• _EXERCISE DIRECTIONS_
Each record below should be output verbatim, without pictures.

Chart and figure data
↓

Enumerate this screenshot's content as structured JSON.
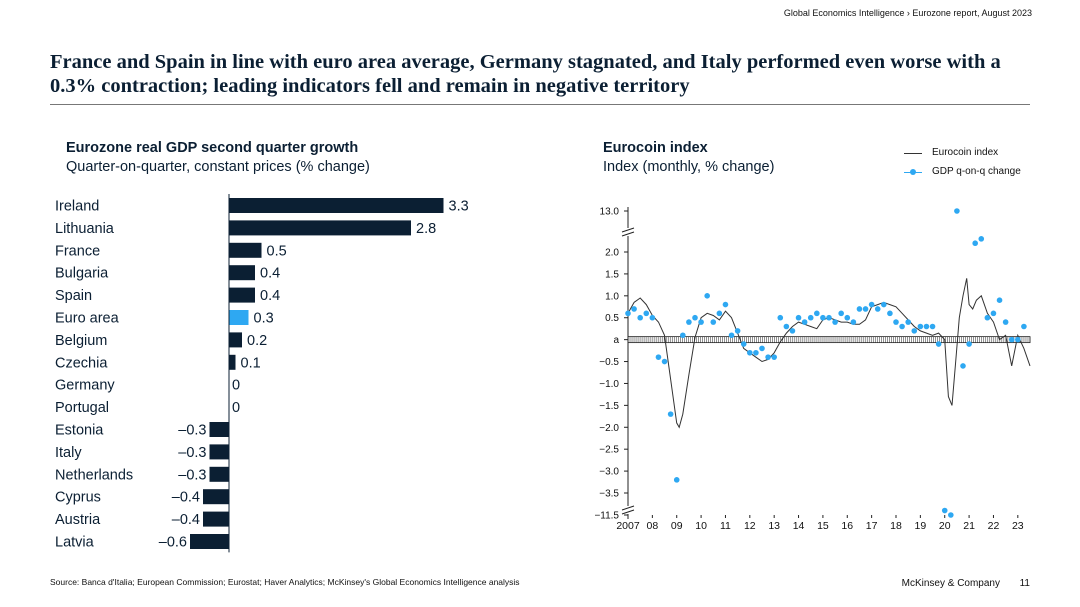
{
  "header": {
    "meta": "Global Economics Intelligence › Eurozone report, August 2023"
  },
  "title": "France and Spain in line with euro area average, Germany stagnated, and Italy performed even worse with a 0.3% contraction; leading indicators fell and remain in negative territory",
  "colors": {
    "navy": "#0b1f33",
    "highlight": "#2ea8f2",
    "line": "#333333"
  },
  "chart_data": [
    {
      "type": "bar",
      "orientation": "horizontal",
      "title": "Eurozone real GDP second quarter growth",
      "subtitle": "Quarter-on-quarter, constant prices (% change)",
      "categories": [
        "Ireland",
        "Lithuania",
        "France",
        "Bulgaria",
        "Spain",
        "Euro area",
        "Belgium",
        "Czechia",
        "Germany",
        "Portugal",
        "Estonia",
        "Italy",
        "Netherlands",
        "Cyprus",
        "Austria",
        "Latvia"
      ],
      "values": [
        3.3,
        2.8,
        0.5,
        0.4,
        0.4,
        0.3,
        0.2,
        0.1,
        0,
        0,
        -0.3,
        -0.3,
        -0.3,
        -0.4,
        -0.4,
        -0.6
      ],
      "value_labels": [
        "3.3",
        "2.8",
        "0.5",
        "0.4",
        "0.4",
        "0.3",
        "0.2",
        "0.1",
        "0",
        "0",
        "–0.3",
        "–0.3",
        "–0.3",
        "–0.4",
        "–0.4",
        "–0.6"
      ],
      "highlight": "Euro area"
    },
    {
      "type": "line",
      "title": "Eurocoin index",
      "subtitle": "Index (monthly, % change)",
      "legend": [
        "Eurocoin index",
        "GDP q-on-q change"
      ],
      "legend_position": "top-right",
      "ylim": [
        -3.5,
        2.0
      ],
      "y_axis_breaks": [
        "13.0",
        "−11.5"
      ],
      "y_ticks": [
        "13.0",
        "2.0",
        "1.5",
        "1.0",
        "0.5",
        "a",
        "−0.5",
        "−1.0",
        "−1.5",
        "−2.0",
        "−2.5",
        "−3.0",
        "−3.5",
        "−11.5"
      ],
      "x_ticks": [
        "2007",
        "08",
        "09",
        "10",
        "11",
        "12",
        "13",
        "14",
        "15",
        "16",
        "17",
        "18",
        "19",
        "20",
        "21",
        "22",
        "23"
      ],
      "series": [
        {
          "name": "Eurocoin index",
          "x": [
            2007.0,
            2007.25,
            2007.5,
            2007.75,
            2008.0,
            2008.25,
            2008.5,
            2008.75,
            2009.0,
            2009.1,
            2009.25,
            2009.5,
            2009.75,
            2010.0,
            2010.25,
            2010.5,
            2010.75,
            2011.0,
            2011.25,
            2011.5,
            2011.75,
            2012.0,
            2012.25,
            2012.5,
            2012.75,
            2013.0,
            2013.25,
            2013.5,
            2013.75,
            2014.0,
            2014.25,
            2014.5,
            2014.75,
            2015.0,
            2015.25,
            2015.5,
            2015.75,
            2016.0,
            2016.25,
            2016.5,
            2016.75,
            2017.0,
            2017.25,
            2017.5,
            2017.75,
            2018.0,
            2018.25,
            2018.5,
            2018.75,
            2019.0,
            2019.25,
            2019.5,
            2019.75,
            2020.0,
            2020.15,
            2020.3,
            2020.45,
            2020.6,
            2020.75,
            2020.9,
            2021.0,
            2021.15,
            2021.3,
            2021.5,
            2021.75,
            2022.0,
            2022.25,
            2022.5,
            2022.75,
            2023.0,
            2023.25,
            2023.5
          ],
          "y": [
            0.6,
            0.85,
            0.95,
            0.8,
            0.55,
            0.4,
            0.1,
            -0.9,
            -1.9,
            -2.0,
            -1.7,
            -0.8,
            0.05,
            0.5,
            0.6,
            0.55,
            0.45,
            0.65,
            0.5,
            0.15,
            -0.2,
            -0.3,
            -0.4,
            -0.5,
            -0.45,
            -0.3,
            -0.05,
            0.15,
            0.3,
            0.4,
            0.35,
            0.3,
            0.25,
            0.45,
            0.5,
            0.45,
            0.4,
            0.4,
            0.35,
            0.35,
            0.45,
            0.75,
            0.8,
            0.85,
            0.8,
            0.75,
            0.6,
            0.45,
            0.3,
            0.2,
            0.15,
            0.1,
            0.15,
            0.0,
            -1.3,
            -1.5,
            -0.5,
            0.5,
            1.0,
            1.4,
            0.8,
            0.7,
            0.9,
            1.0,
            0.6,
            0.4,
            0.0,
            0.1,
            -0.6,
            0.1,
            -0.2,
            -0.6
          ]
        },
        {
          "name": "GDP q-on-q change",
          "x": [
            2007.0,
            2007.25,
            2007.5,
            2007.75,
            2008.0,
            2008.25,
            2008.5,
            2008.75,
            2009.0,
            2009.25,
            2009.5,
            2009.75,
            2010.0,
            2010.25,
            2010.5,
            2010.75,
            2011.0,
            2011.25,
            2011.5,
            2011.75,
            2012.0,
            2012.25,
            2012.5,
            2012.75,
            2013.0,
            2013.25,
            2013.5,
            2013.75,
            2014.0,
            2014.25,
            2014.5,
            2014.75,
            2015.0,
            2015.25,
            2015.5,
            2015.75,
            2016.0,
            2016.25,
            2016.5,
            2016.75,
            2017.0,
            2017.25,
            2017.5,
            2017.75,
            2018.0,
            2018.25,
            2018.5,
            2018.75,
            2019.0,
            2019.25,
            2019.5,
            2019.75,
            2020.0,
            2020.25,
            2020.5,
            2020.75,
            2021.0,
            2021.25,
            2021.5,
            2021.75,
            2022.0,
            2022.25,
            2022.5,
            2022.75,
            2023.0,
            2023.25
          ],
          "y": [
            0.6,
            0.7,
            0.5,
            0.6,
            0.5,
            -0.4,
            -0.5,
            -1.7,
            -3.2,
            0.1,
            0.4,
            0.5,
            0.4,
            1.0,
            0.4,
            0.6,
            0.8,
            0.1,
            0.2,
            -0.1,
            -0.3,
            -0.3,
            -0.2,
            -0.4,
            -0.4,
            0.5,
            0.3,
            0.2,
            0.5,
            0.4,
            0.5,
            0.6,
            0.5,
            0.5,
            0.4,
            0.6,
            0.5,
            0.4,
            0.7,
            0.7,
            0.8,
            0.7,
            0.8,
            0.6,
            0.4,
            0.3,
            0.4,
            0.2,
            0.3,
            0.3,
            0.3,
            -0.1,
            -3.9,
            -11.5,
            13.0,
            -0.6,
            -0.1,
            2.2,
            2.3,
            0.5,
            0.6,
            0.9,
            0.4,
            0.0,
            0.0,
            0.3
          ]
        }
      ]
    }
  ],
  "footer": {
    "source": "Source: Banca d'Italia; European Commission; Eurostat; Haver Analytics; McKinsey's Global Economics Intelligence analysis",
    "brand": "McKinsey & Company",
    "page": "11"
  }
}
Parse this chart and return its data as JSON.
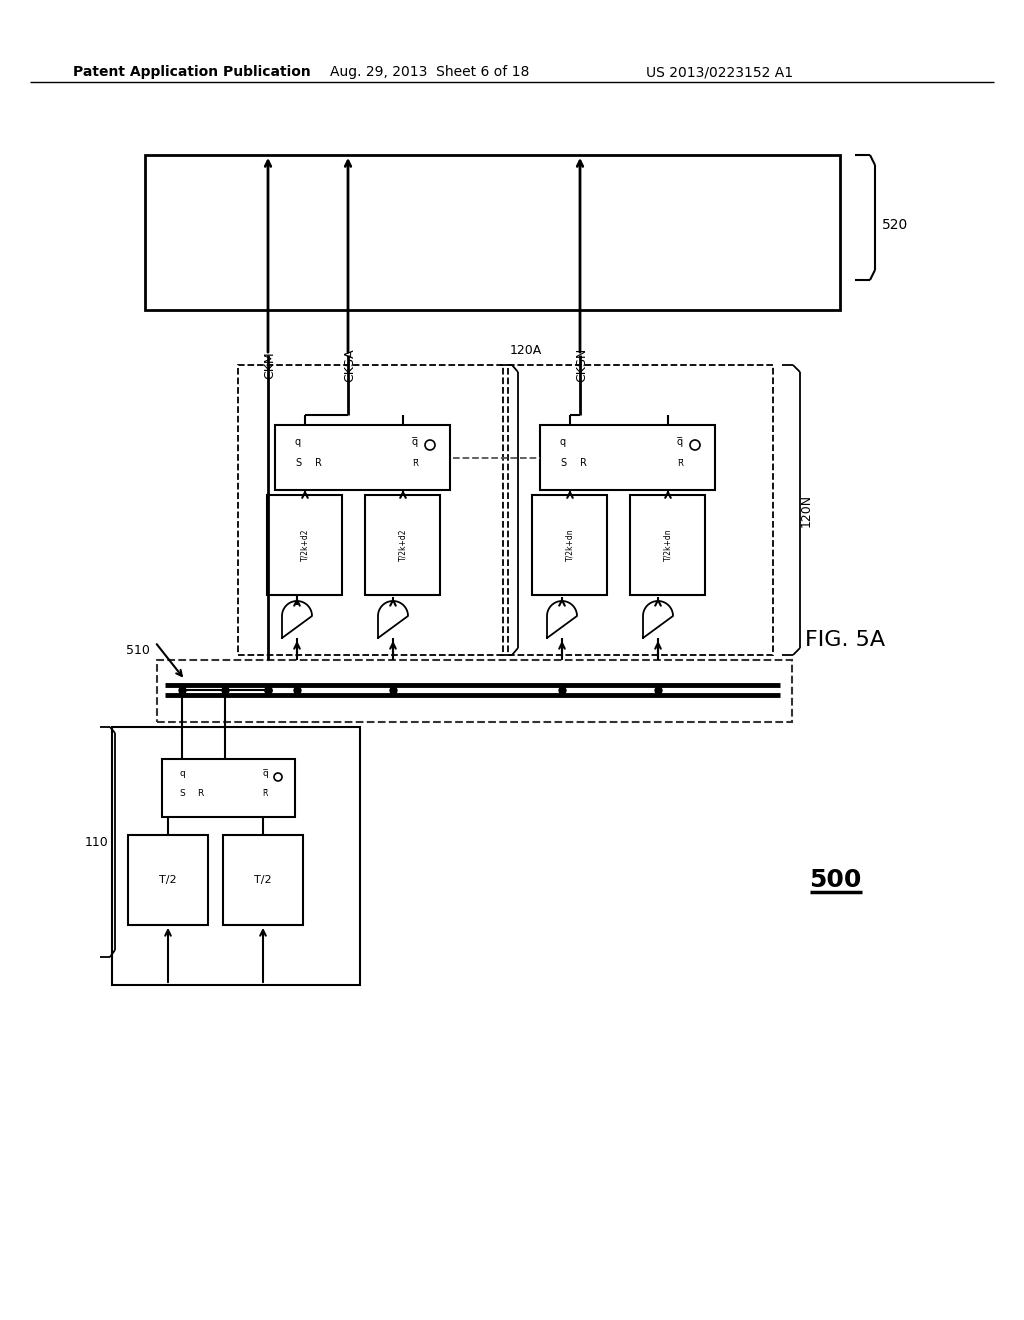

↑

• _OUTPUT BELOW_
Enumerate this screenshot's content as structured JSON.
{
  "header": {
    "meta": "Global Economics Intelligence › Eurozone report, August 2023"
  },
  "title": "France and Spain in line with euro area average, Germany stagnated, and Italy performed even worse with a 0.3% contraction; leading indicators fell and remain in negative territory",
  "colors": {
    "navy": "#0b1f33",
    "highlight": "#2ea8f2",
    "line": "#333333"
  },
  "chart_data": [
    {
      "type": "bar",
      "orientation": "horizontal",
      "title": "Eurozone real GDP second quarter growth",
      "subtitle": "Quarter-on-quarter, constant prices (% change)",
      "categories": [
        "Ireland",
        "Lithuania",
        "France",
        "Bulgaria",
        "Spain",
        "Euro area",
        "Belgium",
        "Czechia",
        "Germany",
        "Portugal",
        "Estonia",
        "Italy",
        "Netherlands",
        "Cyprus",
        "Austria",
        "Latvia"
      ],
      "values": [
        3.3,
        2.8,
        0.5,
        0.4,
        0.4,
        0.3,
        0.2,
        0.1,
        0,
        0,
        -0.3,
        -0.3,
        -0.3,
        -0.4,
        -0.4,
        -0.6
      ],
      "value_labels": [
        "3.3",
        "2.8",
        "0.5",
        "0.4",
        "0.4",
        "0.3",
        "0.2",
        "0.1",
        "0",
        "0",
        "–0.3",
        "–0.3",
        "–0.3",
        "–0.4",
        "–0.4",
        "–0.6"
      ],
      "highlight": "Euro area"
    },
    {
      "type": "line",
      "title": "Eurocoin index",
      "subtitle": "Index (monthly, % change)",
      "legend": [
        "Eurocoin index",
        "GDP q-on-q change"
      ],
      "legend_position": "top-right",
      "ylim": [
        -3.5,
        2.0
      ],
      "y_axis_breaks": [
        "13.0",
        "−11.5"
      ],
      "y_ticks": [
        "13.0",
        "2.0",
        "1.5",
        "1.0",
        "0.5",
        "a",
        "−0.5",
        "−1.0",
        "−1.5",
        "−2.0",
        "−2.5",
        "−3.0",
        "−3.5",
        "−11.5"
      ],
      "x_ticks": [
        "2007",
        "08",
        "09",
        "10",
        "11",
        "12",
        "13",
        "14",
        "15",
        "16",
        "17",
        "18",
        "19",
        "20",
        "21",
        "22",
        "23"
      ],
      "series": [
        {
          "name": "Eurocoin index",
          "x": [
            2007.0,
            2007.25,
            2007.5,
            2007.75,
            2008.0,
            2008.25,
            2008.5,
            2008.75,
            2009.0,
            2009.1,
            2009.25,
            2009.5,
            2009.75,
            2010.0,
            2010.25,
            2010.5,
            2010.75,
            2011.0,
            2011.25,
            2011.5,
            2011.75,
            2012.0,
            2012.25,
            2012.5,
            2012.75,
            2013.0,
            2013.25,
            2013.5,
            2013.75,
            2014.0,
            2014.25,
            2014.5,
            2014.75,
            2015.0,
            2015.25,
            2015.5,
            2015.75,
            2016.0,
            2016.25,
            2016.5,
            2016.75,
            2017.0,
            2017.25,
            2017.5,
            2017.75,
            2018.0,
            2018.25,
            2018.5,
            2018.75,
            2019.0,
            2019.25,
            2019.5,
            2019.75,
            2020.0,
            2020.15,
            2020.3,
            2020.45,
            2020.6,
            2020.75,
            2020.9,
            2021.0,
            2021.15,
            2021.3,
            2021.5,
            2021.75,
            2022.0,
            2022.25,
            2022.5,
            2022.75,
            2023.0,
            2023.25,
            2023.5
          ],
          "y": [
            0.6,
            0.85,
            0.95,
            0.8,
            0.55,
            0.4,
            0.1,
            -0.9,
            -1.9,
            -2.0,
            -1.7,
            -0.8,
            0.05,
            0.5,
            0.6,
            0.55,
            0.45,
            0.65,
            0.5,
            0.15,
            -0.2,
            -0.3,
            -0.4,
            -0.5,
            -0.45,
            -0.3,
            -0.05,
            0.15,
            0.3,
            0.4,
            0.35,
            0.3,
            0.25,
            0.45,
            0.5,
            0.45,
            0.4,
            0.4,
            0.35,
            0.35,
            0.45,
            0.75,
            0.8,
            0.85,
            0.8,
            0.75,
            0.6,
            0.45,
            0.3,
            0.2,
            0.15,
            0.1,
            0.15,
            0.0,
            -1.3,
            -1.5,
            -0.5,
            0.5,
            1.0,
            1.4,
            0.8,
            0.7,
            0.9,
            1.0,
            0.6,
            0.4,
            0.0,
            0.1,
            -0.6,
            0.1,
            -0.2,
            -0.6
          ]
        },
        {
          "name": "GDP q-on-q change",
          "x": [
            2007.0,
            2007.25,
            2007.5,
            2007.75,
            2008.0,
            2008.25,
            2008.5,
            2008.75,
            2009.0,
            2009.25,
            2009.5,
            2009.75,
            2010.0,
            2010.25,
            2010.5,
            2010.75,
            2011.0,
            2011.25,
            2011.5,
            2011.75,
            2012.0,
            2012.25,
            2012.5,
            2012.75,
            2013.0,
            2013.25,
            2013.5,
            2013.75,
            2014.0,
            2014.25,
            2014.5,
            2014.75,
            2015.0,
            2015.25,
            2015.5,
            2015.75,
            2016.0,
            2016.25,
            2016.5,
            2016.75,
            2017.0,
            2017.25,
            2017.5,
            2017.75,
            2018.0,
            2018.25,
            2018.5,
            2018.75,
            2019.0,
            2019.25,
            2019.5,
            2019.75,
            2020.0,
            2020.25,
            2020.5,
            2020.75,
            2021.0,
            2021.25,
            2021.5,
            2021.75,
            2022.0,
            2022.25,
            2022.5,
            2022.75,
            2023.0,
            2023.25
          ],
          "y": [
            0.6,
            0.7,
            0.5,
            0.6,
            0.5,
            -0.4,
            -0.5,
            -1.7,
            -3.2,
            0.1,
            0.4,
            0.5,
            0.4,
            1.0,
            0.4,
            0.6,
            0.8,
            0.1,
            0.2,
            -0.1,
            -0.3,
            -0.3,
            -0.2,
            -0.4,
            -0.4,
            0.5,
            0.3,
            0.2,
            0.5,
            0.4,
            0.5,
            0.6,
            0.5,
            0.5,
            0.4,
            0.6,
            0.5,
            0.4,
            0.7,
            0.7,
            0.8,
            0.7,
            0.8,
            0.6,
            0.4,
            0.3,
            0.4,
            0.2,
            0.3,
            0.3,
            0.3,
            -0.1,
            -3.9,
            -11.5,
            13.0,
            -0.6,
            -0.1,
            2.2,
            2.3,
            0.5,
            0.6,
            0.9,
            0.4,
            0.0,
            0.0,
            0.3
          ]
        }
      ]
    }
  ],
  "footer": {
    "source": "Source: Banca d'Italia; European Commission; Eurostat; Haver Analytics; McKinsey's Global Economics Intelligence analysis",
    "brand": "McKinsey & Company",
    "page": "11"
  }
}
Parse this chart and return its data as JSON.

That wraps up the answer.